■ EXERCISE GOAL ■
Copy out every record below, word for word.

++++ SOURCE RECORDS ++++

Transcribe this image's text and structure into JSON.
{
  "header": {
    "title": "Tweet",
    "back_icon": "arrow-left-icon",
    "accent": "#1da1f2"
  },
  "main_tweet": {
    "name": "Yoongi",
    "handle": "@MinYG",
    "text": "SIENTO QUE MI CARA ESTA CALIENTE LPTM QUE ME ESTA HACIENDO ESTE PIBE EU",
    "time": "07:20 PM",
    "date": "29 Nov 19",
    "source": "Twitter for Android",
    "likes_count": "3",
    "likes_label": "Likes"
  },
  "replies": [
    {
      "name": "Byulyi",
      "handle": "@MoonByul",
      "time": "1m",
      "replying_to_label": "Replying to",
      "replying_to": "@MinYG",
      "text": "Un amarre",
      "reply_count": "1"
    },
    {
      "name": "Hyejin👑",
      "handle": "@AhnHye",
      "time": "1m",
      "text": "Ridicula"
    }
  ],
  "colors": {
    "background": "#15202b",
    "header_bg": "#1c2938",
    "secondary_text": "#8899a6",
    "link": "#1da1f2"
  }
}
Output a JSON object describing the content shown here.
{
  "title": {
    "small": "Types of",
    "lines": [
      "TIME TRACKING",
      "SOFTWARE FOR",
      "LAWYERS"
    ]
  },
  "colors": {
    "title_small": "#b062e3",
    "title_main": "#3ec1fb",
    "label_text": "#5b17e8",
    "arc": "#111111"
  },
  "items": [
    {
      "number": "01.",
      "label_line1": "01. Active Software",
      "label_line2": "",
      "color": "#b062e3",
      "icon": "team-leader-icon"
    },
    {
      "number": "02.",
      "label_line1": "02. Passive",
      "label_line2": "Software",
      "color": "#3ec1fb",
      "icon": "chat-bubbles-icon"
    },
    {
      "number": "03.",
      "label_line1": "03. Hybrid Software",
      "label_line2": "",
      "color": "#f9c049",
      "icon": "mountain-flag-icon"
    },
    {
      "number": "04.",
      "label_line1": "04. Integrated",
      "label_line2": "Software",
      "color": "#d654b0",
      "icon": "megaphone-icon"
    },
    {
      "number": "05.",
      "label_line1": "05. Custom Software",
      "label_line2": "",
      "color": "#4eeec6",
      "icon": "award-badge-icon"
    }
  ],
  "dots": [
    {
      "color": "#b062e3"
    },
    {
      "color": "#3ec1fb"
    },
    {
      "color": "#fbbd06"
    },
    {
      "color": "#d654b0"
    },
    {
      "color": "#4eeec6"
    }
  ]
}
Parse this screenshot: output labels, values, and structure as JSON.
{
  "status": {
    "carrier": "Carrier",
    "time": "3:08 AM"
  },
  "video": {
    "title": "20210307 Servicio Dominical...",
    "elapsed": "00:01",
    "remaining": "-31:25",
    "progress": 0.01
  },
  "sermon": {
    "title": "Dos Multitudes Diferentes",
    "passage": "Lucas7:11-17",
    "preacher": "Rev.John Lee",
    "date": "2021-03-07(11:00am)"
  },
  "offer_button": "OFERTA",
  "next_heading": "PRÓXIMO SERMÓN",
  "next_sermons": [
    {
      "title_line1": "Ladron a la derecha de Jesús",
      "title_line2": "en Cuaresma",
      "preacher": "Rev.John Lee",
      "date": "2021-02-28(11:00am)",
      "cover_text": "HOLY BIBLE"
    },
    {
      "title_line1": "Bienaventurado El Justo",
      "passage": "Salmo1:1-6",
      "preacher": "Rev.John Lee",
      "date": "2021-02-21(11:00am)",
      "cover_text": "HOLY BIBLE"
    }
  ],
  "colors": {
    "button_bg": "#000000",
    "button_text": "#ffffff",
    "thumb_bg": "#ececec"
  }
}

++++

■ CORRECT ANSWER ■
Transcribe this image's text and structure into JSON.
{
  "header": {
    "title": "Tweet",
    "back_icon": "arrow-left-icon",
    "accent": "#1da1f2"
  },
  "main_tweet": {
    "name": "Yoongi",
    "handle": "@MinYG",
    "text": "SIENTO QUE MI CARA ESTA CALIENTE LPTM QUE ME ESTA HACIENDO ESTE PIBE EU",
    "time": "07:20 PM",
    "date": "29 Nov 19",
    "source": "Twitter for Android",
    "likes_count": "3",
    "likes_label": "Likes"
  },
  "replies": [
    {
      "name": "Byulyi",
      "handle": "@MoonByul",
      "time": "1m",
      "replying_to_label": "Replying to",
      "replying_to": "@MinYG",
      "text": "Un amarre",
      "reply_count": "1"
    },
    {
      "name": "Hyejin👑",
      "handle": "@AhnHye",
      "time": "1m",
      "text": "Ridicula"
    }
  ],
  "colors": {
    "background": "#15202b",
    "header_bg": "#1c2938",
    "secondary_text": "#8899a6",
    "link": "#1da1f2"
  }
}
Output a JSON object describing the content shown here.
{
  "title": {
    "small": "Types of",
    "lines": [
      "TIME TRACKING",
      "SOFTWARE FOR",
      "LAWYERS"
    ]
  },
  "colors": {
    "title_small": "#b062e3",
    "title_main": "#3ec1fb",
    "label_text": "#5b17e8",
    "arc": "#111111"
  },
  "items": [
    {
      "number": "01.",
      "label_line1": "01. Active Software",
      "label_line2": "",
      "color": "#b062e3",
      "icon": "team-leader-icon"
    },
    {
      "number": "02.",
      "label_line1": "02. Passive",
      "label_line2": "Software",
      "color": "#3ec1fb",
      "icon": "chat-bubbles-icon"
    },
    {
      "number": "03.",
      "label_line1": "03. Hybrid Software",
      "label_line2": "",
      "color": "#f9c049",
      "icon": "mountain-flag-icon"
    },
    {
      "number": "04.",
      "label_line1": "04. Integrated",
      "label_line2": "Software",
      "color": "#d654b0",
      "icon": "megaphone-icon"
    },
    {
      "number": "05.",
      "label_line1": "05. Custom Software",
      "label_line2": "",
      "color": "#4eeec6",
      "icon": "award-badge-icon"
    }
  ],
  "dots": [
    {
      "color": "#b062e3"
    },
    {
      "color": "#3ec1fb"
    },
    {
      "color": "#fbbd06"
    },
    {
      "color": "#d654b0"
    },
    {
      "color": "#4eeec6"
    }
  ]
}
Parse this screenshot: output labels, values, and structure as JSON.
{
  "status": {
    "carrier": "Carrier",
    "time": "3:08 AM"
  },
  "video": {
    "title": "20210307 Servicio Dominical...",
    "elapsed": "00:01",
    "remaining": "-31:25",
    "progress": 0.01
  },
  "sermon": {
    "title": "Dos Multitudes Diferentes",
    "passage": "Lucas7:11-17",
    "preacher": "Rev.John Lee",
    "date": "2021-03-07(11:00am)"
  },
  "offer_button": "OFERTA",
  "next_heading": "PRÓXIMO SERMÓN",
  "next_sermons": [
    {
      "title_line1": "Ladron a la derecha de Jesús",
      "title_line2": "en Cuaresma",
      "preacher": "Rev.John Lee",
      "date": "2021-02-28(11:00am)",
      "cover_text": "HOLY BIBLE"
    },
    {
      "title_line1": "Bienaventurado El Justo",
      "passage": "Salmo1:1-6",
      "preacher": "Rev.John Lee",
      "date": "2021-02-21(11:00am)",
      "cover_text": "HOLY BIBLE"
    }
  ],
  "colors": {
    "button_bg": "#000000",
    "button_text": "#ffffff",
    "thumb_bg": "#ececec"
  }
}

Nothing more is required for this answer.